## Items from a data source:
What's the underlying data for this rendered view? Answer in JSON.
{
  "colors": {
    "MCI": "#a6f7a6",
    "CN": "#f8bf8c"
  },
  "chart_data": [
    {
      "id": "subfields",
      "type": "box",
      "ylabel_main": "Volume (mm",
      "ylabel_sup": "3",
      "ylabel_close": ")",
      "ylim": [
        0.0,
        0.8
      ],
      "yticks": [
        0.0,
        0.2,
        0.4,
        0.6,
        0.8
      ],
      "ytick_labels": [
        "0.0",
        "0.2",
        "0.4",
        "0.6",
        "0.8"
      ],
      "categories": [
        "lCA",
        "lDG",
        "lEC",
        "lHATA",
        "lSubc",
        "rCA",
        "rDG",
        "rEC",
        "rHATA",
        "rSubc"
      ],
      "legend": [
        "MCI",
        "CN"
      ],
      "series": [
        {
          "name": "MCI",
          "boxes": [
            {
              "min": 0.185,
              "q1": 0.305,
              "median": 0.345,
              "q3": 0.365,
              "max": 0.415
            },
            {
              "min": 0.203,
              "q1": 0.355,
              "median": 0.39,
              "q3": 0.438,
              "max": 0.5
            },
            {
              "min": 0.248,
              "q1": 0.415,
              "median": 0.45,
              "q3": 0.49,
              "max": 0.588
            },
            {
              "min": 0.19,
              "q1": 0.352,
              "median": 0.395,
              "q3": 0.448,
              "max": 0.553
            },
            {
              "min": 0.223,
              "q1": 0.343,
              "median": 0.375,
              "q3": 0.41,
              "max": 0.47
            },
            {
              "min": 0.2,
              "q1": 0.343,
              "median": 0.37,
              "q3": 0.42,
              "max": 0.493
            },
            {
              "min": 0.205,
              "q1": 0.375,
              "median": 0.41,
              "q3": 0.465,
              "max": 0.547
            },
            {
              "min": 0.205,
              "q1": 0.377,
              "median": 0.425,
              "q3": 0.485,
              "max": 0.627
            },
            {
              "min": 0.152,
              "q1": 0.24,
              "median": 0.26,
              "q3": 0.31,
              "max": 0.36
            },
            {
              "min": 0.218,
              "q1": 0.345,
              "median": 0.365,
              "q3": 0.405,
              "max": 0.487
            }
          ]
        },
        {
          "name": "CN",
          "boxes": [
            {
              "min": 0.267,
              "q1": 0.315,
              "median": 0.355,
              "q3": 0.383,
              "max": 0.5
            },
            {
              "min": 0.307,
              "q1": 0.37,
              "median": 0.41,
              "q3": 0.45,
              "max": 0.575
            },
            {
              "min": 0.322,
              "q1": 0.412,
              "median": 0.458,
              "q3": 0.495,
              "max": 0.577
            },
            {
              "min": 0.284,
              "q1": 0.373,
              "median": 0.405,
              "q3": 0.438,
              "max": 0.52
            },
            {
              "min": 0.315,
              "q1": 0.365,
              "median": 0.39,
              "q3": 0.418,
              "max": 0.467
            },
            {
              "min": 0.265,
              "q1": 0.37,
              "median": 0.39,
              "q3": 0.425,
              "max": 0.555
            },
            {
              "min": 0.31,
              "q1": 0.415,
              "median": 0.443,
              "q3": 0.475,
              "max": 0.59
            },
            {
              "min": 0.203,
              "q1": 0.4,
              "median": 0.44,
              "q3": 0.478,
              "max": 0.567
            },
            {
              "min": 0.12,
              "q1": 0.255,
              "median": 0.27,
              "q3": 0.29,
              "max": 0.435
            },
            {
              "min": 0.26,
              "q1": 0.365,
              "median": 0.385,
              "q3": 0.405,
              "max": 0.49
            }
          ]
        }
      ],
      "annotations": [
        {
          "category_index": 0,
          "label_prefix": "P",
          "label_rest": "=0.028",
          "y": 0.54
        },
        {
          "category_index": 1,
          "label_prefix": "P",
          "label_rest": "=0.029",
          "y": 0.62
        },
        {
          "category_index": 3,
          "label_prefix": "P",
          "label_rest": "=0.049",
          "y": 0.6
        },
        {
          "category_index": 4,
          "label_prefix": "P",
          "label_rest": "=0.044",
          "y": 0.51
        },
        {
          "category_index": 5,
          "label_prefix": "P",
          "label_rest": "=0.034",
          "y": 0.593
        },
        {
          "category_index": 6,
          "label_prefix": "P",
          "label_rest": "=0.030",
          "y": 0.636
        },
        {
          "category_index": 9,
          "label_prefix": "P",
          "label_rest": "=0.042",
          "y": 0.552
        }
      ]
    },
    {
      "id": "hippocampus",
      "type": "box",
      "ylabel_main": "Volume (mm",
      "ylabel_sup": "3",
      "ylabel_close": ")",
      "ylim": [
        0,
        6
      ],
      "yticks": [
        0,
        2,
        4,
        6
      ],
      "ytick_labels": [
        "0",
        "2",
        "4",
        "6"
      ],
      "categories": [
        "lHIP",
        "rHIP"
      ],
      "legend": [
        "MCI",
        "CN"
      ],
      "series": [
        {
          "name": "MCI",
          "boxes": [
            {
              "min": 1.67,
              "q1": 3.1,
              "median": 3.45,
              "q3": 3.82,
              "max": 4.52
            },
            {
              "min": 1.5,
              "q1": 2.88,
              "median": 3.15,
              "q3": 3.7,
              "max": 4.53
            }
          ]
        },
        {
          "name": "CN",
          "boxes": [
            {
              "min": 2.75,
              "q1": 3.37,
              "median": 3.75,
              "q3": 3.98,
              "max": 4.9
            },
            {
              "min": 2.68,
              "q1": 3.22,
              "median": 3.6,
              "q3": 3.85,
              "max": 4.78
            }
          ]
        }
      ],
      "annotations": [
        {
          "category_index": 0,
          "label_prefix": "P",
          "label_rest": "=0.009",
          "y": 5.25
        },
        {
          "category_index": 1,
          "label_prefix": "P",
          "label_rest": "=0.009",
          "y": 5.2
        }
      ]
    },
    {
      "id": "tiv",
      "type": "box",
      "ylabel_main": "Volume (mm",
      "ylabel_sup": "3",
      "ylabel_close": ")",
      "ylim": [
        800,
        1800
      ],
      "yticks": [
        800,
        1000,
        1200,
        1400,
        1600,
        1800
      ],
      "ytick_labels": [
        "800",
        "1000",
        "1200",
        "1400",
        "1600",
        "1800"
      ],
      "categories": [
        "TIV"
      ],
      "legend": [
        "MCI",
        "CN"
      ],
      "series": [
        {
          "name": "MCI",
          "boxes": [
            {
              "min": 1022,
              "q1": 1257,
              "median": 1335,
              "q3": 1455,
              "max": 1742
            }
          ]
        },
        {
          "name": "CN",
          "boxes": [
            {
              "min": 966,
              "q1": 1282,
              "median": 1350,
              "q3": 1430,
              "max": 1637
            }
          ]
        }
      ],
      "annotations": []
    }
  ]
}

## AIM:
Output every record above exactly as it appears.

## ANSWER FOR THIS EXERCISE:
What's the underlying data for this rendered view? Answer in JSON.
{
  "colors": {
    "MCI": "#a6f7a6",
    "CN": "#f8bf8c"
  },
  "chart_data": [
    {
      "id": "subfields",
      "type": "box",
      "ylabel_main": "Volume (mm",
      "ylabel_sup": "3",
      "ylabel_close": ")",
      "ylim": [
        0.0,
        0.8
      ],
      "yticks": [
        0.0,
        0.2,
        0.4,
        0.6,
        0.8
      ],
      "ytick_labels": [
        "0.0",
        "0.2",
        "0.4",
        "0.6",
        "0.8"
      ],
      "categories": [
        "lCA",
        "lDG",
        "lEC",
        "lHATA",
        "lSubc",
        "rCA",
        "rDG",
        "rEC",
        "rHATA",
        "rSubc"
      ],
      "legend": [
        "MCI",
        "CN"
      ],
      "series": [
        {
          "name": "MCI",
          "boxes": [
            {
              "min": 0.185,
              "q1": 0.305,
              "median": 0.345,
              "q3": 0.365,
              "max": 0.415
            },
            {
              "min": 0.203,
              "q1": 0.355,
              "median": 0.39,
              "q3": 0.438,
              "max": 0.5
            },
            {
              "min": 0.248,
              "q1": 0.415,
              "median": 0.45,
              "q3": 0.49,
              "max": 0.588
            },
            {
              "min": 0.19,
              "q1": 0.352,
              "median": 0.395,
              "q3": 0.448,
              "max": 0.553
            },
            {
              "min": 0.223,
              "q1": 0.343,
              "median": 0.375,
              "q3": 0.41,
              "max": 0.47
            },
            {
              "min": 0.2,
              "q1": 0.343,
              "median": 0.37,
              "q3": 0.42,
              "max": 0.493
            },
            {
              "min": 0.205,
              "q1": 0.375,
              "median": 0.41,
              "q3": 0.465,
              "max": 0.547
            },
            {
              "min": 0.205,
              "q1": 0.377,
              "median": 0.425,
              "q3": 0.485,
              "max": 0.627
            },
            {
              "min": 0.152,
              "q1": 0.24,
              "median": 0.26,
              "q3": 0.31,
              "max": 0.36
            },
            {
              "min": 0.218,
              "q1": 0.345,
              "median": 0.365,
              "q3": 0.405,
              "max": 0.487
            }
          ]
        },
        {
          "name": "CN",
          "boxes": [
            {
              "min": 0.267,
              "q1": 0.315,
              "median": 0.355,
              "q3": 0.383,
              "max": 0.5
            },
            {
              "min": 0.307,
              "q1": 0.37,
              "median": 0.41,
              "q3": 0.45,
              "max": 0.575
            },
            {
              "min": 0.322,
              "q1": 0.412,
              "median": 0.458,
              "q3": 0.495,
              "max": 0.577
            },
            {
              "min": 0.284,
              "q1": 0.373,
              "median": 0.405,
              "q3": 0.438,
              "max": 0.52
            },
            {
              "min": 0.315,
              "q1": 0.365,
              "median": 0.39,
              "q3": 0.418,
              "max": 0.467
            },
            {
              "min": 0.265,
              "q1": 0.37,
              "median": 0.39,
              "q3": 0.425,
              "max": 0.555
            },
            {
              "min": 0.31,
              "q1": 0.415,
              "median": 0.443,
              "q3": 0.475,
              "max": 0.59
            },
            {
              "min": 0.203,
              "q1": 0.4,
              "median": 0.44,
              "q3": 0.478,
              "max": 0.567
            },
            {
              "min": 0.12,
              "q1": 0.255,
              "median": 0.27,
              "q3": 0.29,
              "max": 0.435
            },
            {
              "min": 0.26,
              "q1": 0.365,
              "median": 0.385,
              "q3": 0.405,
              "max": 0.49
            }
          ]
        }
      ],
      "annotations": [
        {
          "category_index": 0,
          "label_prefix": "P",
          "label_rest": "=0.028",
          "y": 0.54
        },
        {
          "category_index": 1,
          "label_prefix": "P",
          "label_rest": "=0.029",
          "y": 0.62
        },
        {
          "category_index": 3,
          "label_prefix": "P",
          "label_rest": "=0.049",
          "y": 0.6
        },
        {
          "category_index": 4,
          "label_prefix": "P",
          "label_rest": "=0.044",
          "y": 0.51
        },
        {
          "category_index": 5,
          "label_prefix": "P",
          "label_rest": "=0.034",
          "y": 0.593
        },
        {
          "category_index": 6,
          "label_prefix": "P",
          "label_rest": "=0.030",
          "y": 0.636
        },
        {
          "category_index": 9,
          "label_prefix": "P",
          "label_rest": "=0.042",
          "y": 0.552
        }
      ]
    },
    {
      "id": "hippocampus",
      "type": "box",
      "ylabel_main": "Volume (mm",
      "ylabel_sup": "3",
      "ylabel_close": ")",
      "ylim": [
        0,
        6
      ],
      "yticks": [
        0,
        2,
        4,
        6
      ],
      "ytick_labels": [
        "0",
        "2",
        "4",
        "6"
      ],
      "categories": [
        "lHIP",
        "rHIP"
      ],
      "legend": [
        "MCI",
        "CN"
      ],
      "series": [
        {
          "name": "MCI",
          "boxes": [
            {
              "min": 1.67,
              "q1": 3.1,
              "median": 3.45,
              "q3": 3.82,
              "max": 4.52
            },
            {
              "min": 1.5,
              "q1": 2.88,
              "median": 3.15,
              "q3": 3.7,
              "max": 4.53
            }
          ]
        },
        {
          "name": "CN",
          "boxes": [
            {
              "min": 2.75,
              "q1": 3.37,
              "median": 3.75,
              "q3": 3.98,
              "max": 4.9
            },
            {
              "min": 2.68,
              "q1": 3.22,
              "median": 3.6,
              "q3": 3.85,
              "max": 4.78
            }
          ]
        }
      ],
      "annotations": [
        {
          "category_index": 0,
          "label_prefix": "P",
          "label_rest": "=0.009",
          "y": 5.25
        },
        {
          "category_index": 1,
          "label_prefix": "P",
          "label_rest": "=0.009",
          "y": 5.2
        }
      ]
    },
    {
      "id": "tiv",
      "type": "box",
      "ylabel_main": "Volume (mm",
      "ylabel_sup": "3",
      "ylabel_close": ")",
      "ylim": [
        800,
        1800
      ],
      "yticks": [
        800,
        1000,
        1200,
        1400,
        1600,
        1800
      ],
      "ytick_labels": [
        "800",
        "1000",
        "1200",
        "1400",
        "1600",
        "1800"
      ],
      "categories": [
        "TIV"
      ],
      "legend": [
        "MCI",
        "CN"
      ],
      "series": [
        {
          "name": "MCI",
          "boxes": [
            {
              "min": 1022,
              "q1": 1257,
              "median": 1335,
              "q3": 1455,
              "max": 1742
            }
          ]
        },
        {
          "name": "CN",
          "boxes": [
            {
              "min": 966,
              "q1": 1282,
              "median": 1350,
              "q3": 1430,
              "max": 1637
            }
          ]
        }
      ],
      "annotations": []
    }
  ]
}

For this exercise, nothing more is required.